■ Directions for this task ■
For the records that follow, return only the count of lines containing the string "Whitham".
----- Stored records
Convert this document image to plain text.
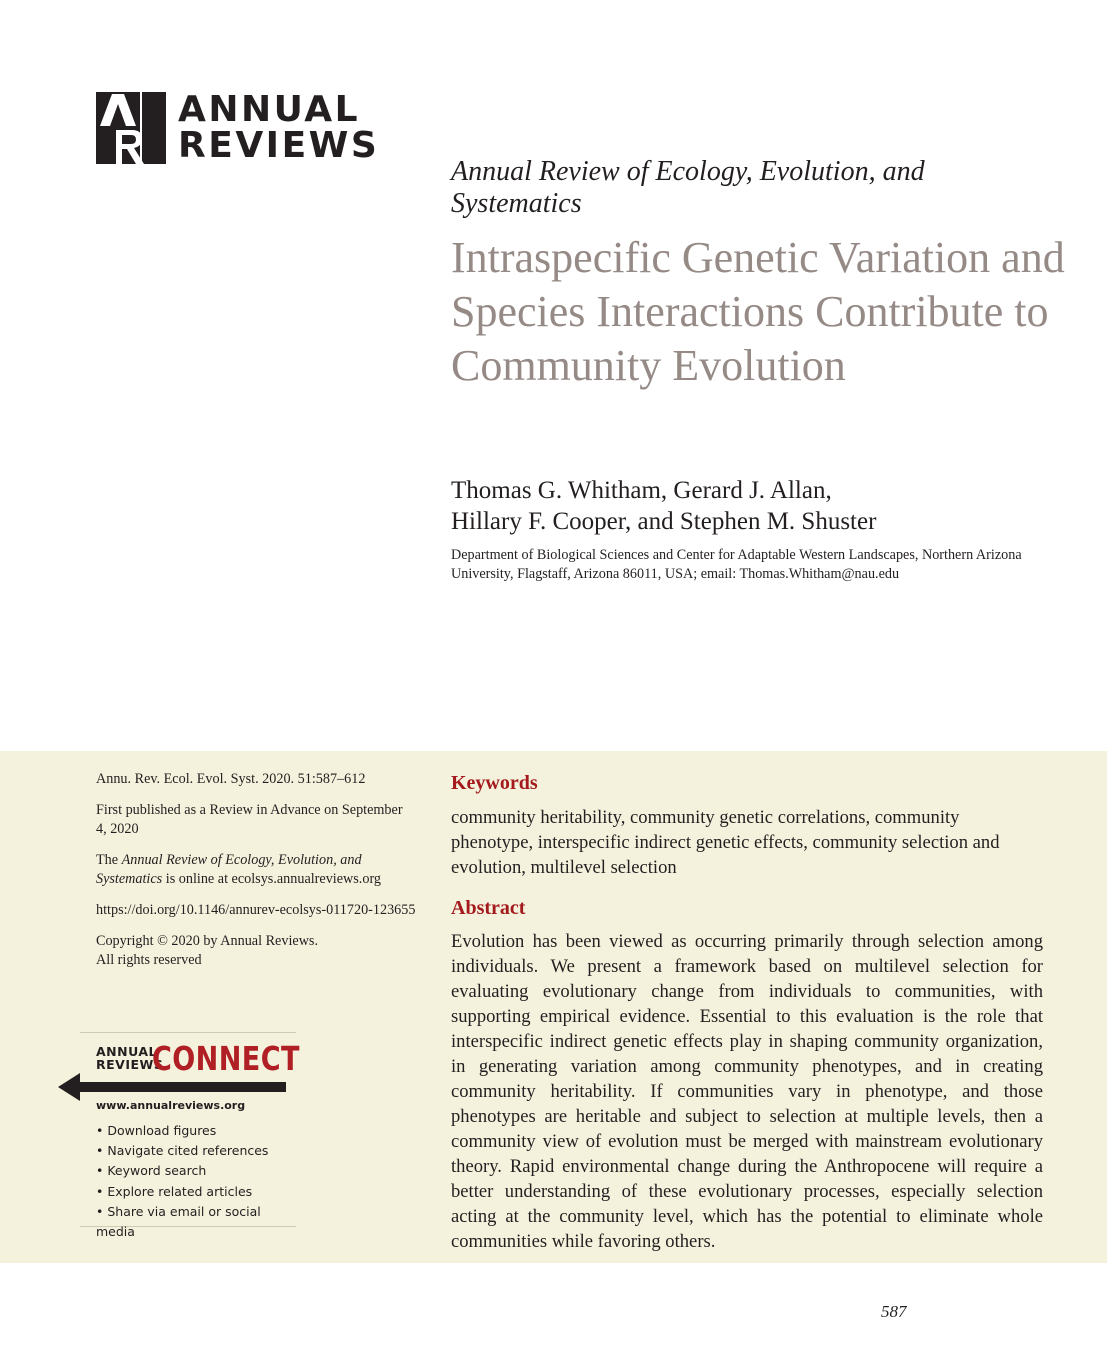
ANNUAL
REVIEWS
Annual Review of Ecology, Evolution, and Systematics
Intraspecific Genetic Variation and Species Interactions Contribute to Community Evolution
Thomas G. Whitham, Gerard J. Allan,
Hillary F. Cooper, and Stephen M. Shuster
Department of Biological Sciences and Center for Adaptable Western Landscapes, Northern Arizona University, Flagstaff, Arizona 86011, USA; email: Thomas.Whitham@nau.edu

Annu. Rev. Ecol. Evol. Syst. 2020. 51:587–612

First published as a Review in Advance on September 4, 2020

The Annual Review of Ecology, Evolution, and Systematics is online at ecolsys.annualreviews.org

https://doi.org/10.1146/annurev-ecolsys-011720-123655

Copyright © 2020 by Annual Reviews.
All rights reserved

ANNUAL
REVIEWS
CONNECT
www.annualreviews.org
• Download figures
• Navigate cited references
• Keyword search
• Explore related articles
• Share via email or social media
Keywords
community heritability, community genetic correlations, community phenotype, interspecific indirect genetic effects, community selection and evolution, multilevel selection
Abstract
Evolution has been viewed as occurring primarily through selection among individuals. We present a framework based on multilevel selection for evaluating evolutionary change from individuals to communities, with supporting empirical evidence. Essential to this evaluation is the role that interspecific indirect genetic effects play in shaping community organization, in generating variation among community phenotypes, and in creating community heritability. If communities vary in phenotype, and those phenotypes are heritable and subject to selection at multiple levels, then a community view of evolution must be merged with mainstream evolutionary theory. Rapid environmental change during the Anthropocene will require a better understanding of these evolutionary processes, especially selection acting at the community level, which has the potential to eliminate whole communities while favoring others.
587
----------
■ Correct answer ■
2